REQUIRED TASK:
Print the material from the line with "email-field[interactable] — [849, 172, 1375, 262]" to the line with "brand-tagline: Racebook helps", copying each line without any change.

DATA EXTRACT:
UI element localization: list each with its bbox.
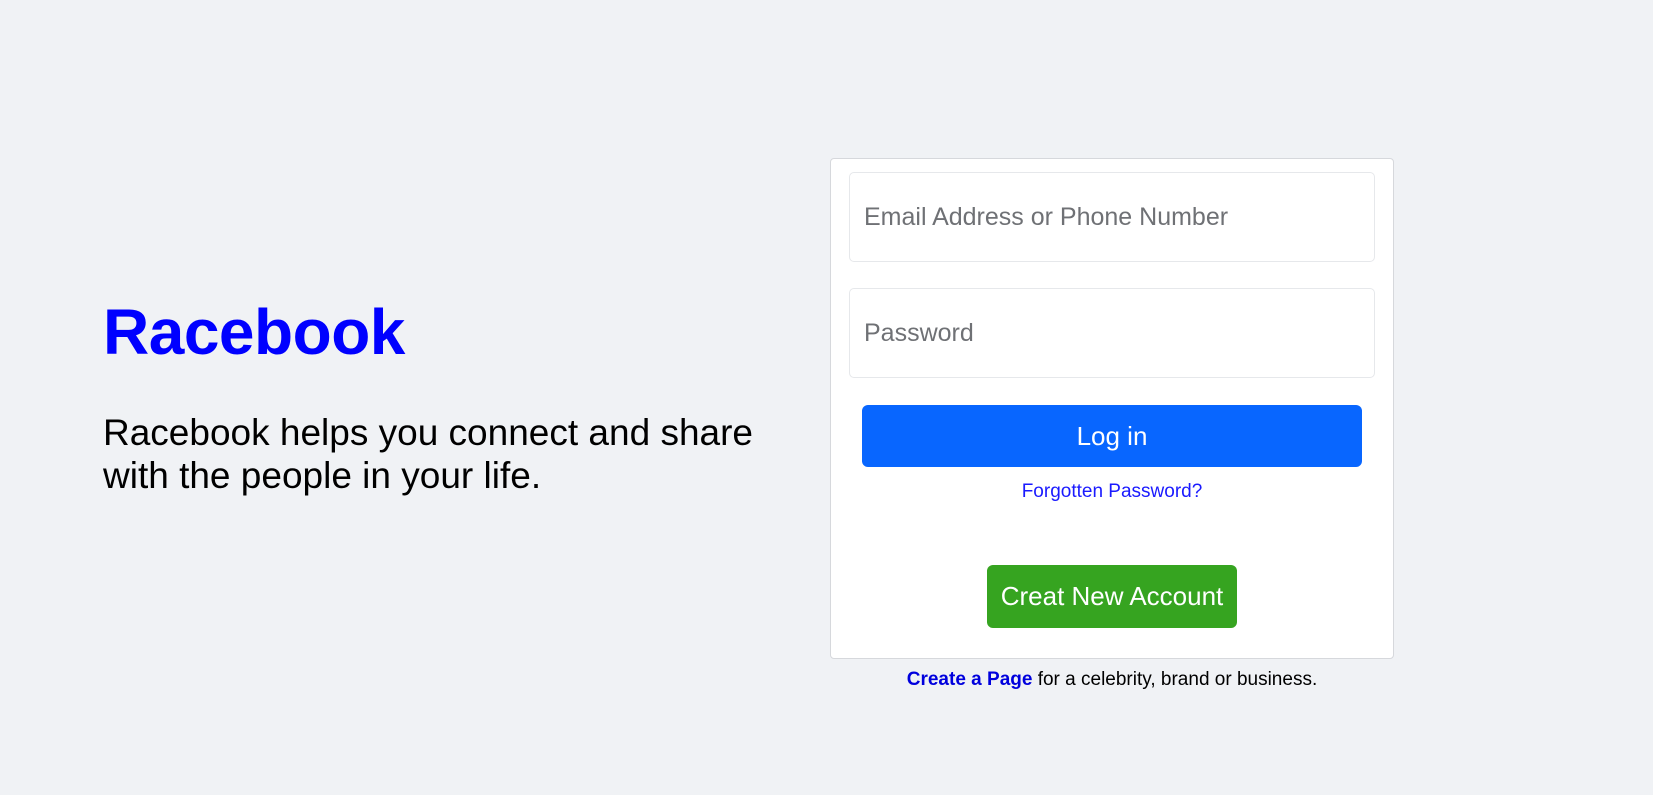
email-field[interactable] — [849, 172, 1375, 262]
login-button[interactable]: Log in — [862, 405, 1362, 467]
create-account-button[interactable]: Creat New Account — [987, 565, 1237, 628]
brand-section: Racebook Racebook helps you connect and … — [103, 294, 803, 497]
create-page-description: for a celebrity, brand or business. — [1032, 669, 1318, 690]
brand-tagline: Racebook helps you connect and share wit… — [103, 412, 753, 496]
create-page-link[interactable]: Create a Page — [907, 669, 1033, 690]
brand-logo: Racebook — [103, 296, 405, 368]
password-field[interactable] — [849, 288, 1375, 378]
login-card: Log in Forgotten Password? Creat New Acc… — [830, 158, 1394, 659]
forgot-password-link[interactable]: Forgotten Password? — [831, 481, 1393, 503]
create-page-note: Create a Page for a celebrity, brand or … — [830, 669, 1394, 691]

ANSWER TO THE PROBLEM:
email-field[interactable] — [849, 172, 1375, 262]
login-button[interactable]: Log in — [862, 405, 1362, 467]
create-account-button[interactable]: Creat New Account — [987, 565, 1237, 628]
brand-section: Racebook Racebook helps you connect and … — [103, 294, 803, 497]
create-page-description: for a celebrity, brand or business. — [1032, 669, 1318, 690]
brand-tagline: Racebook helps you connect and share wit… — [103, 412, 753, 496]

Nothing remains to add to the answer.